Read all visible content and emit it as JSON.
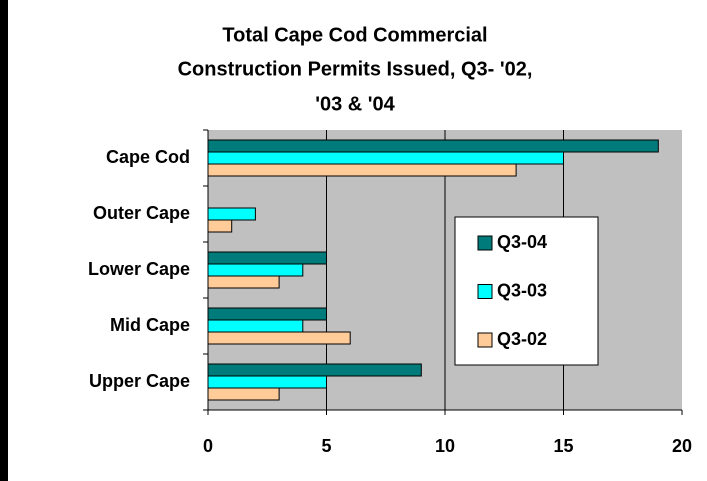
{
  "chart_data": {
    "type": "barh",
    "title": [
      "Total Cape Cod Commercial",
      "Construction Permits Issued, Q3- '02,",
      "'03 & '04"
    ],
    "categories": [
      "Cape Cod",
      "Outer Cape",
      "Lower Cape",
      "Mid Cape",
      "Upper Cape"
    ],
    "series": [
      {
        "name": "Q3-04",
        "color": "#007b7b",
        "values": [
          19,
          0,
          5,
          5,
          9
        ]
      },
      {
        "name": "Q3-03",
        "color": "#00ffff",
        "values": [
          15,
          2,
          4,
          4,
          5
        ]
      },
      {
        "name": "Q3-02",
        "color": "#ffcc99",
        "values": [
          13,
          1,
          3,
          6,
          3
        ]
      }
    ],
    "xlim": [
      0,
      20
    ],
    "xticks": [
      0,
      5,
      10,
      15,
      20
    ],
    "grid": true,
    "legend": "right"
  }
}
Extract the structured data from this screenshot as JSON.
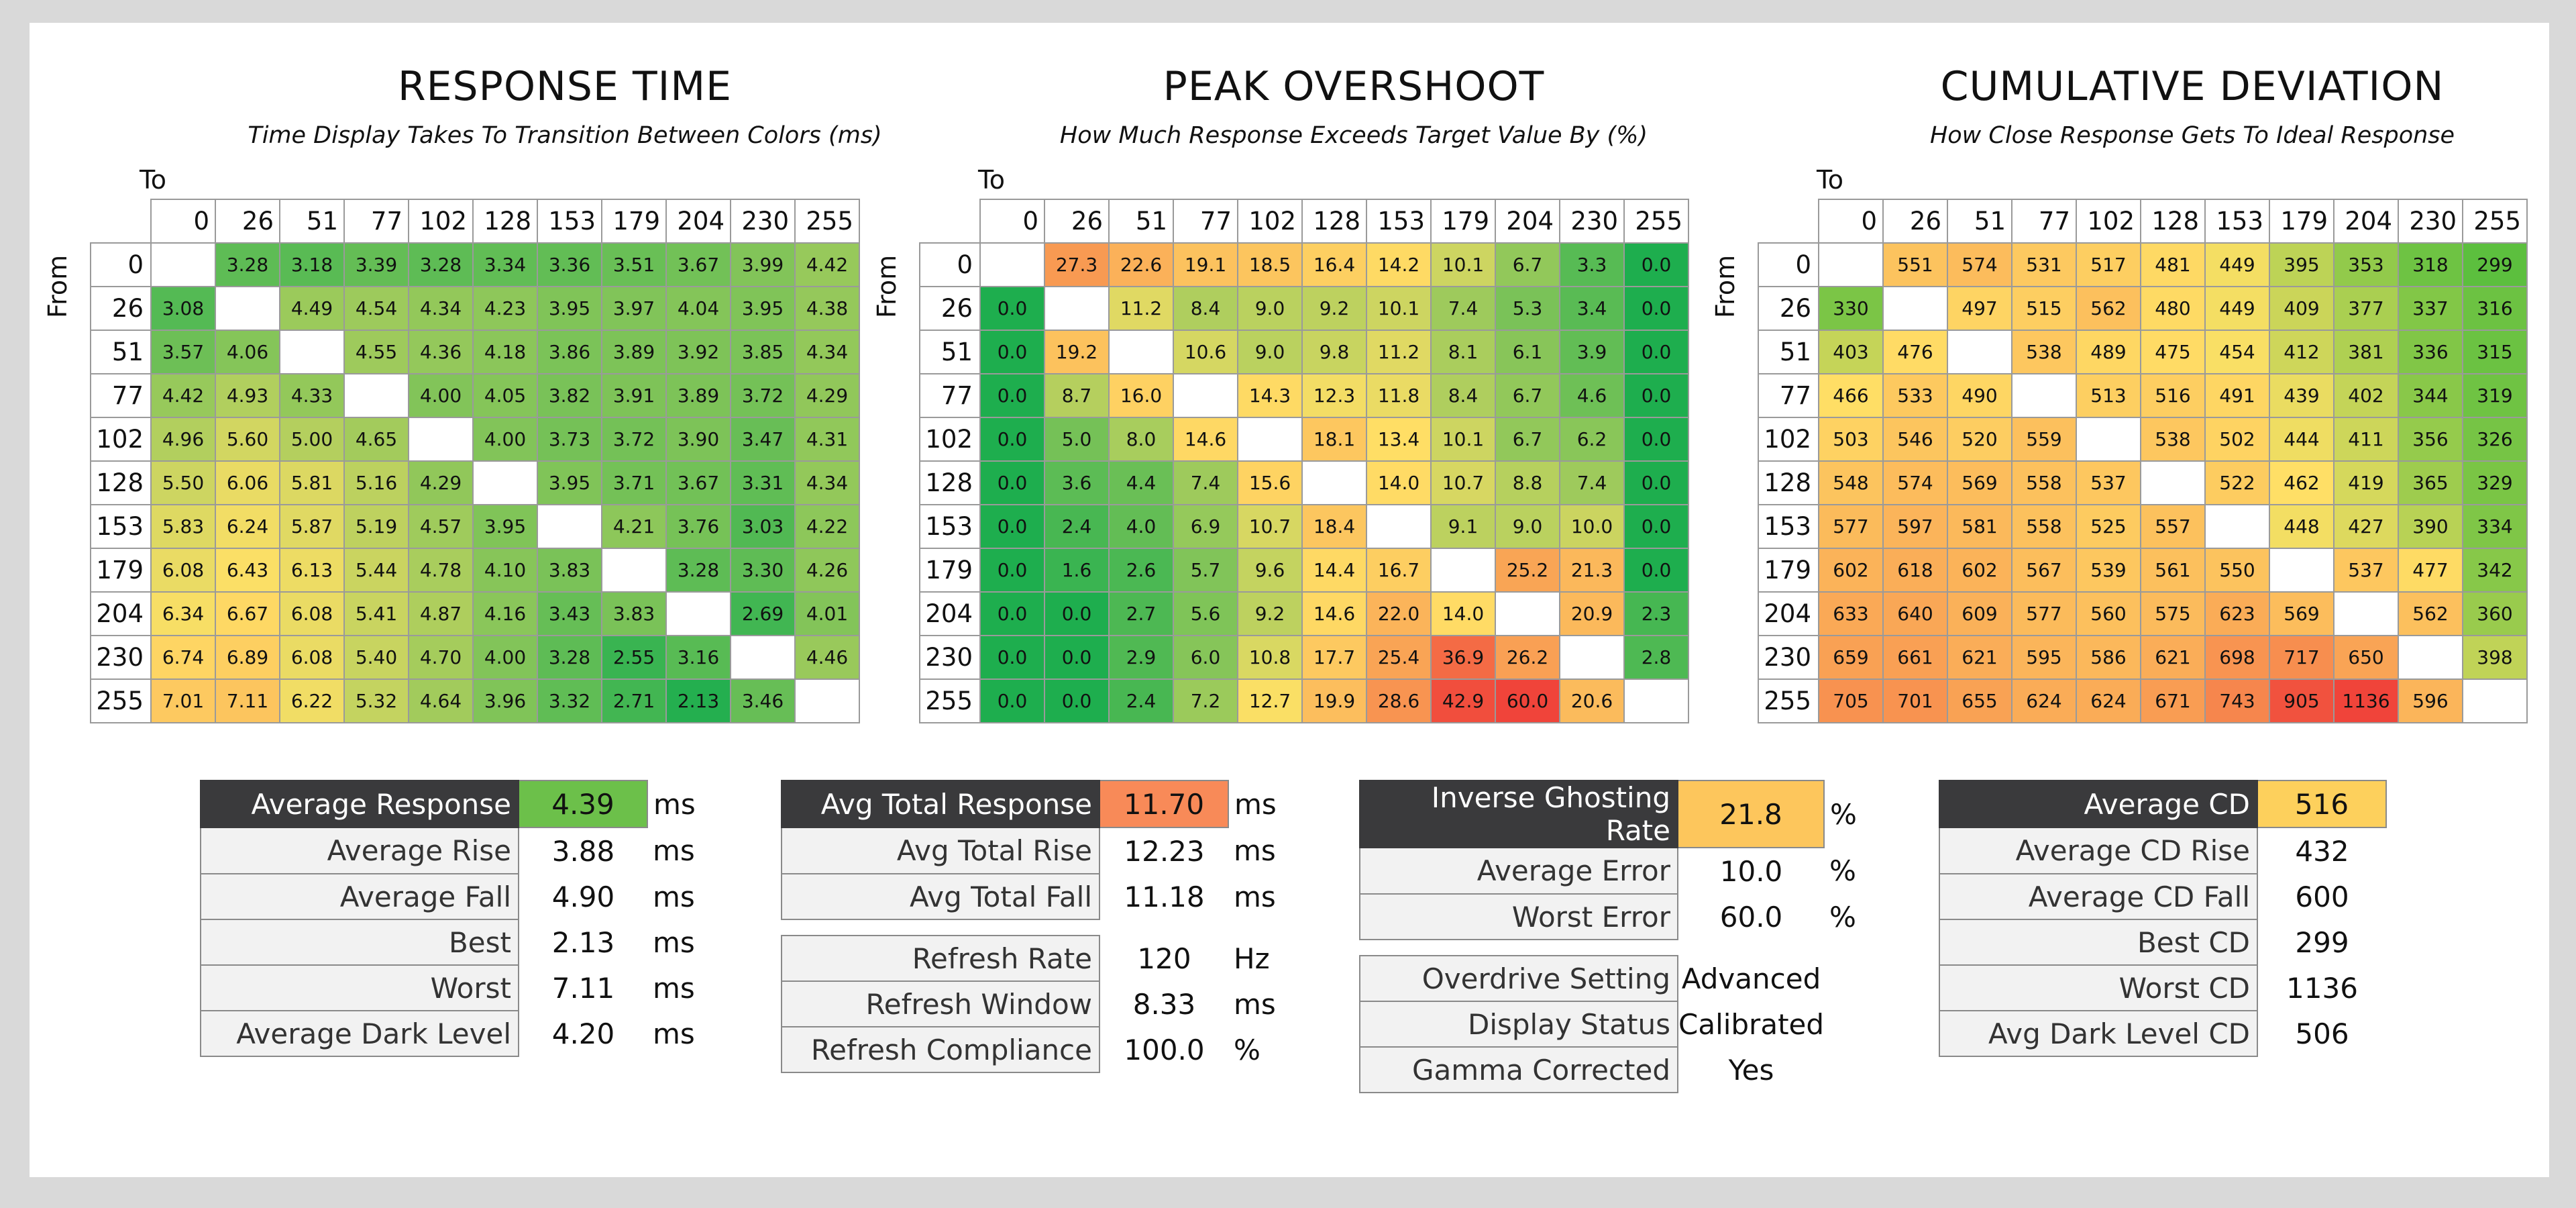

□ □ □

• [SHORT PROBLEM]
Every line that holds the word "JSON" counts once; state the total number of such lines and nothing else.

• [EXPECTED ANSWER]
2